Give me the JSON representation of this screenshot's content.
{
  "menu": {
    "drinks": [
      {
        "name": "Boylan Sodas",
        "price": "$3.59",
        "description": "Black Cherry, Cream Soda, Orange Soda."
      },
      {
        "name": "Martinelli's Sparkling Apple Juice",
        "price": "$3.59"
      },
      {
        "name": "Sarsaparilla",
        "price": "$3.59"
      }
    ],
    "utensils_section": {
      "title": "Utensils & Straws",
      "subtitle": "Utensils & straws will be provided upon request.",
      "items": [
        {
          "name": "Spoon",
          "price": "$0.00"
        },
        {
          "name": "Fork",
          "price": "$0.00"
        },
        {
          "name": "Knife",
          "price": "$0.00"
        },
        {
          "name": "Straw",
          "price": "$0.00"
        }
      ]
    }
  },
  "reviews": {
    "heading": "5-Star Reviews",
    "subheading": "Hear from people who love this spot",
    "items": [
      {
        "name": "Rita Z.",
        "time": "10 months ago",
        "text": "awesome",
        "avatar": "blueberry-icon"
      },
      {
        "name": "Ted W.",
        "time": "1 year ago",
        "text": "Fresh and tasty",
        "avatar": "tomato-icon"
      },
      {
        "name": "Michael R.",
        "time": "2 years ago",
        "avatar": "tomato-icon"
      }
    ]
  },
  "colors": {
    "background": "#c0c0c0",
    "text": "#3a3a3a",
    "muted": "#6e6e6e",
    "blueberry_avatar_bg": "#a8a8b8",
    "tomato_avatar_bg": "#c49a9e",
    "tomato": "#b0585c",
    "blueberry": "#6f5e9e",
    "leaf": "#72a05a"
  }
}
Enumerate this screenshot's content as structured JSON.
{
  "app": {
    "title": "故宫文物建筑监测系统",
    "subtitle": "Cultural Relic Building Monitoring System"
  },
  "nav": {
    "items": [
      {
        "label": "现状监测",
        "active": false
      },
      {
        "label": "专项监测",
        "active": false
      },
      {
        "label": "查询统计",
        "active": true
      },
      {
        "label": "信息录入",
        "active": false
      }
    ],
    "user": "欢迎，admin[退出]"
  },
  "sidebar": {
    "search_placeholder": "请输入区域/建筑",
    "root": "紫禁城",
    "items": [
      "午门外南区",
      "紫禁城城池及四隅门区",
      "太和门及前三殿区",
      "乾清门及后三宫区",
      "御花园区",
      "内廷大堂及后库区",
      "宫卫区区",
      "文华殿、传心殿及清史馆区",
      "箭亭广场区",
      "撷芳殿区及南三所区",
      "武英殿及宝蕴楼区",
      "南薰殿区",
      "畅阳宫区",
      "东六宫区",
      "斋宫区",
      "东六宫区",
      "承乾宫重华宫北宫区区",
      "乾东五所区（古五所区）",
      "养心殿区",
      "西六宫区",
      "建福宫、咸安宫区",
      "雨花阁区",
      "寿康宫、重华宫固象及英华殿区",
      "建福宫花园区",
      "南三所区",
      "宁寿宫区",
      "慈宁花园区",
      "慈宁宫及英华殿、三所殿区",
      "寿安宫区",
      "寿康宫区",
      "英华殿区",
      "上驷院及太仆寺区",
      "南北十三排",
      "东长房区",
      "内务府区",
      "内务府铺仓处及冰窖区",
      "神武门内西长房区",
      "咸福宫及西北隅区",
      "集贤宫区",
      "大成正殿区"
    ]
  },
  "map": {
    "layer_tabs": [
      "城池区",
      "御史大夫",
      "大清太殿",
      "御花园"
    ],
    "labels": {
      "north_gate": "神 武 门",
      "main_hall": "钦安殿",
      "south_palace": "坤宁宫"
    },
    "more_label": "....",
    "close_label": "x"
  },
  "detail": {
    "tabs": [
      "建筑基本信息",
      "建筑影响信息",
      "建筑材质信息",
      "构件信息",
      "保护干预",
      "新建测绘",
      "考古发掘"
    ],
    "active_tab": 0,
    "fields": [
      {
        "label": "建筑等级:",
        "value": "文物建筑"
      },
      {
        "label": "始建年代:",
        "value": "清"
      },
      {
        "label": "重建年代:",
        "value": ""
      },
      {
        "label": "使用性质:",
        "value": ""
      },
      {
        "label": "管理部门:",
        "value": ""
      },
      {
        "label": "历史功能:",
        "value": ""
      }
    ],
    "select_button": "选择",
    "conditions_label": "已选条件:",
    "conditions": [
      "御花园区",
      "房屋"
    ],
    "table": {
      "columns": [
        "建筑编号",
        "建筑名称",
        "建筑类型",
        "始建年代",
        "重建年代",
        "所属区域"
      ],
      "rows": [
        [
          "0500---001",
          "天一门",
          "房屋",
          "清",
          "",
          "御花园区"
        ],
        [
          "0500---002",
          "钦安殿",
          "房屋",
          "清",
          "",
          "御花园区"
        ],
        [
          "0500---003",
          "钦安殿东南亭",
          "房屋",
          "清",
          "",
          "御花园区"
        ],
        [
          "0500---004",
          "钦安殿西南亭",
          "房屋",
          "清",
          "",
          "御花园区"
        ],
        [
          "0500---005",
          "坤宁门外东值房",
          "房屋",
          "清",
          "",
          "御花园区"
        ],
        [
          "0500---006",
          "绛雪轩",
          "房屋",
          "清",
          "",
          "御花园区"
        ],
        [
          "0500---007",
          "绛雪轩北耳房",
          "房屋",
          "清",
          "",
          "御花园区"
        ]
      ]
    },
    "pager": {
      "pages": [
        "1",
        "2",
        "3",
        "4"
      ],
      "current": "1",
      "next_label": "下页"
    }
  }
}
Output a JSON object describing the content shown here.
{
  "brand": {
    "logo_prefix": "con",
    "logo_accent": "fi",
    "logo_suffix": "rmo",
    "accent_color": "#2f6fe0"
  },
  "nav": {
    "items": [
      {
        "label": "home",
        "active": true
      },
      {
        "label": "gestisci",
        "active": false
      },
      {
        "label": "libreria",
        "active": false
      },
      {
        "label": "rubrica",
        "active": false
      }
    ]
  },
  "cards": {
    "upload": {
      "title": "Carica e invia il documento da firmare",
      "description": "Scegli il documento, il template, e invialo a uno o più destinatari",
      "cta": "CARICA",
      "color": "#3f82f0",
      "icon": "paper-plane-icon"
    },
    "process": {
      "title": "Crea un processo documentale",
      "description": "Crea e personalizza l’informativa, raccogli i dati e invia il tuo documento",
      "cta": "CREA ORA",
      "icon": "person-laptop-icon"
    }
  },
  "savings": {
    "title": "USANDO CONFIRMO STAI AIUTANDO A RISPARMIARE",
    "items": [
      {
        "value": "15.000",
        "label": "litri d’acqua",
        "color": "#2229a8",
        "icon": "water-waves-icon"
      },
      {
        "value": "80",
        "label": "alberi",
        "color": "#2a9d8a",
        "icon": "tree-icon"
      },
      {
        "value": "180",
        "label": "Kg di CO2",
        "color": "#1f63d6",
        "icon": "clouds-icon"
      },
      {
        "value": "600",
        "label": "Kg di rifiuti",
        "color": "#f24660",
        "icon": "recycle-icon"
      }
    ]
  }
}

▬▬▬▬▬▬

- Given exercise:
Return each line among the entries that holds the word "subtitle".

- Result of the task:
      "subtitle": "Utensils & straws will be provided upon request.",
    "subtitle": "Cultural Relic Building Monitoring System"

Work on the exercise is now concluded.